Your task
Pictures do not belong in the copy; restate the records below word for word.

Dataset records:
################
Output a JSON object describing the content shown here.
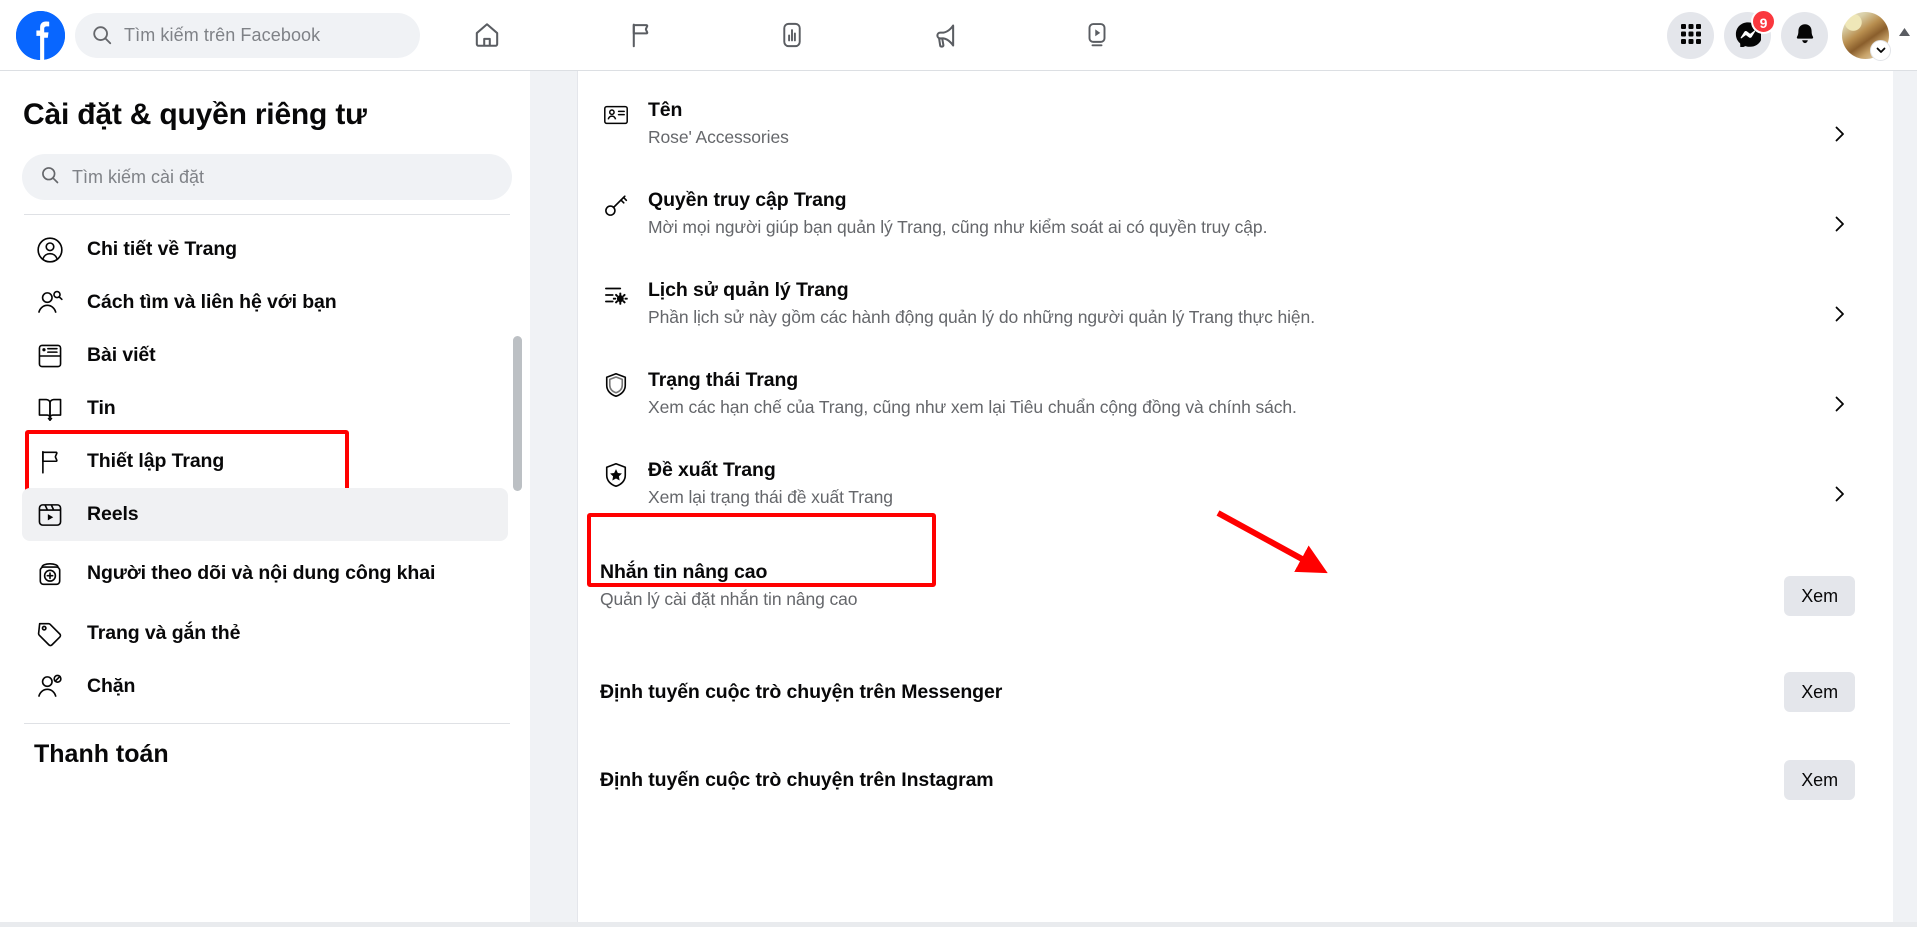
{
  "topbar": {
    "logo_name": "facebook-logo",
    "search": {
      "placeholder": "Tìm kiếm trên Facebook",
      "value": ""
    },
    "nav_tabs": [
      {
        "name": "home",
        "icon": "home-icon"
      },
      {
        "name": "pages",
        "icon": "flag-icon"
      },
      {
        "name": "insights",
        "icon": "bar-chart-icon"
      },
      {
        "name": "ads",
        "icon": "megaphone-icon"
      },
      {
        "name": "video",
        "icon": "video-play-icon"
      }
    ],
    "actions": {
      "menu_icon": "grid-menu-icon",
      "messenger_icon": "messenger-icon",
      "messenger_badge": "9",
      "notifications_icon": "bell-icon",
      "avatar": "profile-avatar",
      "avatar_caret": "chevron-down-icon"
    },
    "accent_color": "#0866ff",
    "badge_color": "#fa383e"
  },
  "sidebar": {
    "title": "Cài đặt & quyền riêng tư",
    "search": {
      "placeholder": "Tìm kiếm cài đặt",
      "value": ""
    },
    "items": [
      {
        "label": "Chi tiết về Trang",
        "icon": "person-circle-icon",
        "state": "default"
      },
      {
        "label": "Cách tìm và liên hệ với bạn",
        "icon": "person-search-icon",
        "state": "default"
      },
      {
        "label": "Bài viết",
        "icon": "post-card-icon",
        "state": "default"
      },
      {
        "label": "Tin",
        "icon": "book-icon",
        "state": "default"
      },
      {
        "label": "Thiết lập Trang",
        "icon": "flag-icon",
        "state": "highlighted"
      },
      {
        "label": "Reels",
        "icon": "reels-icon",
        "state": "hovered"
      },
      {
        "label": "Người theo dõi và nội dung công khai",
        "icon": "follower-add-icon",
        "state": "default"
      },
      {
        "label": "Trang và gắn thẻ",
        "icon": "tag-icon",
        "state": "default"
      },
      {
        "label": "Chặn",
        "icon": "person-block-icon",
        "state": "default"
      }
    ],
    "section_heading": "Thanh toán"
  },
  "main": {
    "rows": [
      {
        "title": "Tên",
        "desc": "Rose' Accessories",
        "icon": "id-card-icon",
        "action": "chevron",
        "action_label": ""
      },
      {
        "title": "Quyền truy cập Trang",
        "desc": "Mời mọi người giúp bạn quản lý Trang, cũng như kiểm soát ai có quyền truy cập.",
        "icon": "key-icon",
        "action": "chevron",
        "action_label": ""
      },
      {
        "title": "Lịch sử quản lý Trang",
        "desc": "Phần lịch sử này gồm các hành động quản lý do những người quản lý Trang thực hiện.",
        "icon": "settings-sliders-icon",
        "action": "chevron",
        "action_label": ""
      },
      {
        "title": "Trạng thái Trang",
        "desc": "Xem các hạn chế của Trang, cũng như xem lại Tiêu chuẩn cộng đồng và chính sách.",
        "icon": "shield-icon",
        "action": "chevron",
        "action_label": ""
      },
      {
        "title": "Đề xuất Trang",
        "desc": "Xem lại trạng thái đề xuất Trang",
        "icon": "shield-star-icon",
        "action": "chevron",
        "action_label": ""
      },
      {
        "title": "Nhắn tin nâng cao",
        "desc": "Quản lý cài đặt nhắn tin nâng cao",
        "icon": "none",
        "action": "button",
        "action_label": "Xem",
        "highlighted": true
      },
      {
        "title": "Định tuyến cuộc trò chuyện trên Messenger",
        "desc": "",
        "icon": "none",
        "action": "button",
        "action_label": "Xem"
      },
      {
        "title": "Định tuyến cuộc trò chuyện trên Instagram",
        "desc": "",
        "icon": "none",
        "action": "button",
        "action_label": "Xem"
      }
    ]
  },
  "annotations": {
    "highlight_color": "#ff0000",
    "arrow": "red-arrow-pointing-to-xem-button",
    "boxes": [
      "sidebar-item-thiet-lap-trang",
      "row-nhan-tin-nang-cao"
    ]
  }
}
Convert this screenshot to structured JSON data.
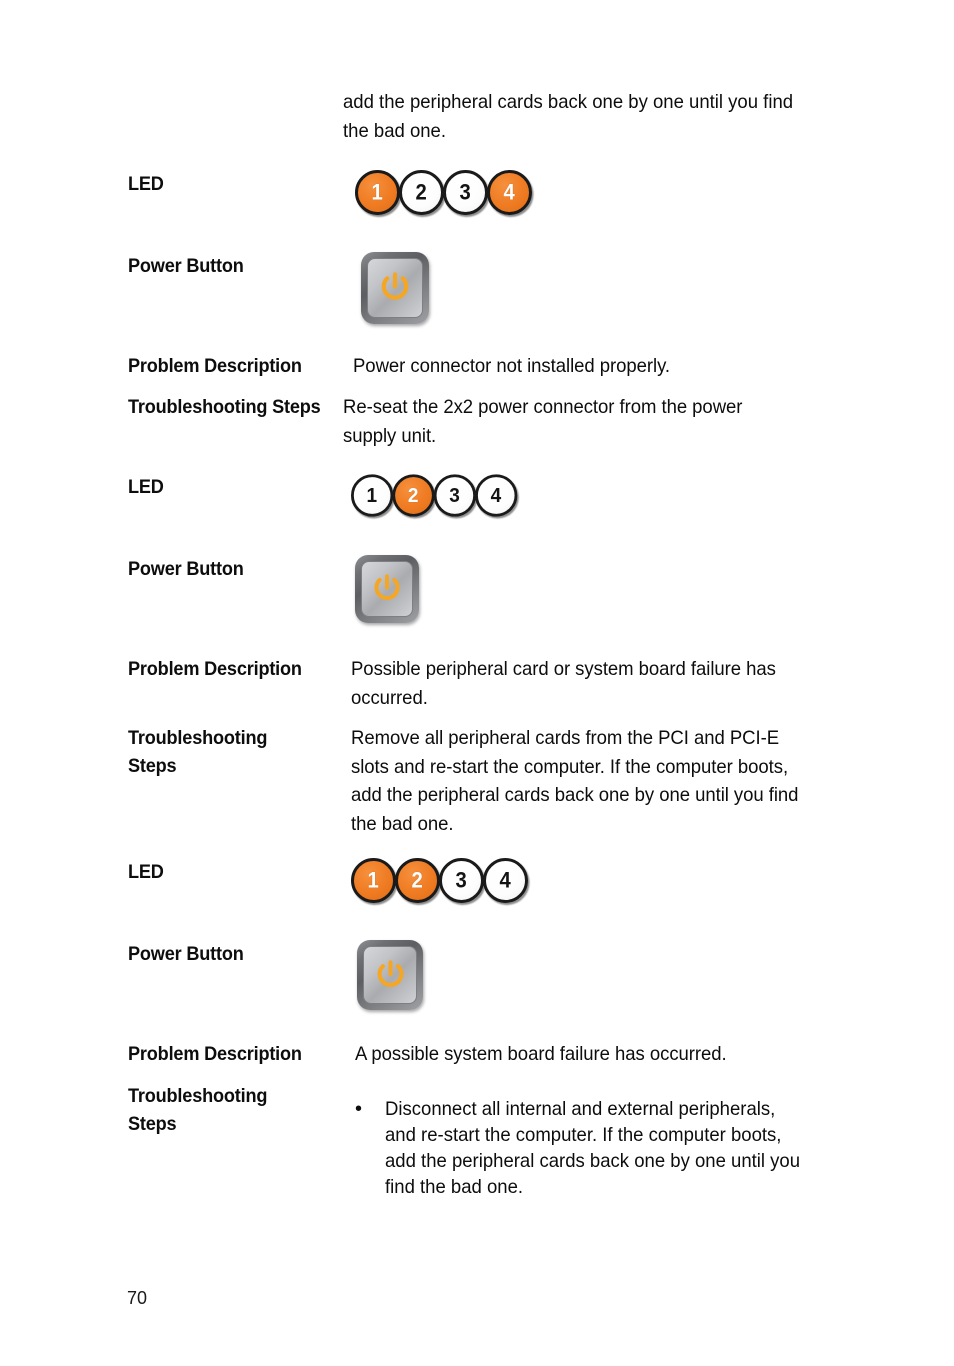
{
  "document": {
    "page_number": "70",
    "continuation_paragraph": "add the peripheral cards back one by one until you find\nthe bad one.",
    "labels": {
      "led": "LED",
      "power_button": "Power Button",
      "problem_description": "Problem Description",
      "troubleshooting_steps": "Troubleshooting Steps",
      "troubleshooting_steps_wrapped": "Troubleshooting\nSteps"
    },
    "colors": {
      "led_on": "#ef7b22",
      "led_off": "#ffffff",
      "led_border": "#1a1a1a",
      "power_icon": "#f5a623",
      "text": "#0d0d0d"
    },
    "icons": {
      "led_indicator": "led-indicator-icon",
      "power_button": "power-button-icon",
      "bullet": "bullet-dot-icon"
    }
  },
  "sections": [
    {
      "id": "section-1",
      "led_label": "LED",
      "leds": [
        {
          "number": "1",
          "state": "on"
        },
        {
          "number": "2",
          "state": "off"
        },
        {
          "number": "3",
          "state": "off"
        },
        {
          "number": "4",
          "state": "on"
        }
      ],
      "power_button_label": "Power Button",
      "power_button_state": "on",
      "problem_description_label": "Problem Description",
      "problem_description": "Power connector not installed properly.",
      "troubleshooting_label": "Troubleshooting Steps",
      "troubleshooting_text": "Re-seat the 2x2 power connector from the power\n supply unit."
    },
    {
      "id": "section-2",
      "led_label": "LED",
      "leds": [
        {
          "number": "1",
          "state": "off"
        },
        {
          "number": "2",
          "state": "on"
        },
        {
          "number": "3",
          "state": "off"
        },
        {
          "number": "4",
          "state": "off"
        }
      ],
      "power_button_label": "Power Button",
      "power_button_state": "on",
      "problem_description_label": "Problem Description",
      "problem_description": "Possible peripheral card or system board failure has\noccurred.",
      "troubleshooting_label": "Troubleshooting\nSteps",
      "troubleshooting_text": "Remove all peripheral cards from the PCI and PCI-E\nslots and re-start the computer. If the computer boots,\nadd the peripheral cards back one by one until you find\nthe bad one."
    },
    {
      "id": "section-3",
      "led_label": "LED",
      "leds": [
        {
          "number": "1",
          "state": "on"
        },
        {
          "number": "2",
          "state": "on"
        },
        {
          "number": "3",
          "state": "off"
        },
        {
          "number": "4",
          "state": "off"
        }
      ],
      "power_button_label": "Power Button",
      "power_button_state": "on",
      "problem_description_label": "Problem Description",
      "problem_description": "A possible system board failure has occurred.",
      "troubleshooting_label": "Troubleshooting\nSteps",
      "troubleshooting_bullets": [
        {
          "marker": "•",
          "text": "Disconnect all internal and external peripherals,\nand re-start the computer. If the computer boots,\nadd the peripheral cards back one by one until you\nfind the bad one."
        }
      ]
    }
  ]
}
################
Exercise output
Output a JSON object describing the content shown here.
{
  "topbar": {
    "logo_name": "facebook-logo",
    "search": {
      "placeholder": "Tìm kiếm trên Facebook",
      "value": ""
    },
    "nav_tabs": [
      {
        "name": "home",
        "icon": "home-icon"
      },
      {
        "name": "pages",
        "icon": "flag-icon"
      },
      {
        "name": "insights",
        "icon": "bar-chart-icon"
      },
      {
        "name": "ads",
        "icon": "megaphone-icon"
      },
      {
        "name": "video",
        "icon": "video-play-icon"
      }
    ],
    "actions": {
      "menu_icon": "grid-menu-icon",
      "messenger_icon": "messenger-icon",
      "messenger_badge": "9",
      "notifications_icon": "bell-icon",
      "avatar": "profile-avatar",
      "avatar_caret": "chevron-down-icon"
    },
    "accent_color": "#0866ff",
    "badge_color": "#fa383e"
  },
  "sidebar": {
    "title": "Cài đặt & quyền riêng tư",
    "search": {
      "placeholder": "Tìm kiếm cài đặt",
      "value": ""
    },
    "items": [
      {
        "label": "Chi tiết về Trang",
        "icon": "person-circle-icon",
        "state": "default"
      },
      {
        "label": "Cách tìm và liên hệ với bạn",
        "icon": "person-search-icon",
        "state": "default"
      },
      {
        "label": "Bài viết",
        "icon": "post-card-icon",
        "state": "default"
      },
      {
        "label": "Tin",
        "icon": "book-icon",
        "state": "default"
      },
      {
        "label": "Thiết lập Trang",
        "icon": "flag-icon",
        "state": "highlighted"
      },
      {
        "label": "Reels",
        "icon": "reels-icon",
        "state": "hovered"
      },
      {
        "label": "Người theo dõi và nội dung công khai",
        "icon": "follower-add-icon",
        "state": "default"
      },
      {
        "label": "Trang và gắn thẻ",
        "icon": "tag-icon",
        "state": "default"
      },
      {
        "label": "Chặn",
        "icon": "person-block-icon",
        "state": "default"
      }
    ],
    "section_heading": "Thanh toán"
  },
  "main": {
    "rows": [
      {
        "title": "Tên",
        "desc": "Rose' Accessories",
        "icon": "id-card-icon",
        "action": "chevron",
        "action_label": ""
      },
      {
        "title": "Quyền truy cập Trang",
        "desc": "Mời mọi người giúp bạn quản lý Trang, cũng như kiểm soát ai có quyền truy cập.",
        "icon": "key-icon",
        "action": "chevron",
        "action_label": ""
      },
      {
        "title": "Lịch sử quản lý Trang",
        "desc": "Phần lịch sử này gồm các hành động quản lý do những người quản lý Trang thực hiện.",
        "icon": "settings-sliders-icon",
        "action": "chevron",
        "action_label": ""
      },
      {
        "title": "Trạng thái Trang",
        "desc": "Xem các hạn chế của Trang, cũng như xem lại Tiêu chuẩn cộng đồng và chính sách.",
        "icon": "shield-icon",
        "action": "chevron",
        "action_label": ""
      },
      {
        "title": "Đề xuất Trang",
        "desc": "Xem lại trạng thái đề xuất Trang",
        "icon": "shield-star-icon",
        "action": "chevron",
        "action_label": ""
      },
      {
        "title": "Nhắn tin nâng cao",
        "desc": "Quản lý cài đặt nhắn tin nâng cao",
        "icon": "none",
        "action": "button",
        "action_label": "Xem",
        "highlighted": true
      },
      {
        "title": "Định tuyến cuộc trò chuyện trên Messenger",
        "desc": "",
        "icon": "none",
        "action": "button",
        "action_label": "Xem"
      },
      {
        "title": "Định tuyến cuộc trò chuyện trên Instagram",
        "desc": "",
        "icon": "none",
        "action": "button",
        "action_label": "Xem"
      }
    ]
  },
  "annotations": {
    "highlight_color": "#ff0000",
    "arrow": "red-arrow-pointing-to-xem-button",
    "boxes": [
      "sidebar-item-thiet-lap-trang",
      "row-nhan-tin-nang-cao"
    ]
  }
}
Convert this screenshot to structured JSON data.
{
  "document": {
    "page_number": "70",
    "continuation_paragraph": "add the peripheral cards back one by one until you find\nthe bad one.",
    "labels": {
      "led": "LED",
      "power_button": "Power Button",
      "problem_description": "Problem Description",
      "troubleshooting_steps": "Troubleshooting Steps",
      "troubleshooting_steps_wrapped": "Troubleshooting\nSteps"
    },
    "colors": {
      "led_on": "#ef7b22",
      "led_off": "#ffffff",
      "led_border": "#1a1a1a",
      "power_icon": "#f5a623",
      "text": "#0d0d0d"
    },
    "icons": {
      "led_indicator": "led-indicator-icon",
      "power_button": "power-button-icon",
      "bullet": "bullet-dot-icon"
    }
  },
  "sections": [
    {
      "id": "section-1",
      "led_label": "LED",
      "leds": [
        {
          "number": "1",
          "state": "on"
        },
        {
          "number": "2",
          "state": "off"
        },
        {
          "number": "3",
          "state": "off"
        },
        {
          "number": "4",
          "state": "on"
        }
      ],
      "power_button_label": "Power Button",
      "power_button_state": "on",
      "problem_description_label": "Problem Description",
      "problem_description": "Power connector not installed properly.",
      "troubleshooting_label": "Troubleshooting Steps",
      "troubleshooting_text": "Re-seat the 2x2 power connector from the power\n supply unit."
    },
    {
      "id": "section-2",
      "led_label": "LED",
      "leds": [
        {
          "number": "1",
          "state": "off"
        },
        {
          "number": "2",
          "state": "on"
        },
        {
          "number": "3",
          "state": "off"
        },
        {
          "number": "4",
          "state": "off"
        }
      ],
      "power_button_label": "Power Button",
      "power_button_state": "on",
      "problem_description_label": "Problem Description",
      "problem_description": "Possible peripheral card or system board failure has\noccurred.",
      "troubleshooting_label": "Troubleshooting\nSteps",
      "troubleshooting_text": "Remove all peripheral cards from the PCI and PCI-E\nslots and re-start the computer. If the computer boots,\nadd the peripheral cards back one by one until you find\nthe bad one."
    },
    {
      "id": "section-3",
      "led_label": "LED",
      "leds": [
        {
          "number": "1",
          "state": "on"
        },
        {
          "number": "2",
          "state": "on"
        },
        {
          "number": "3",
          "state": "off"
        },
        {
          "number": "4",
          "state": "off"
        }
      ],
      "power_button_label": "Power Button",
      "power_button_state": "on",
      "problem_description_label": "Problem Description",
      "problem_description": "A possible system board failure has occurred.",
      "troubleshooting_label": "Troubleshooting\nSteps",
      "troubleshooting_bullets": [
        {
          "marker": "•",
          "text": "Disconnect all internal and external peripherals,\nand re-start the computer. If the computer boots,\nadd the peripheral cards back one by one until you\nfind the bad one."
        }
      ]
    }
  ]
}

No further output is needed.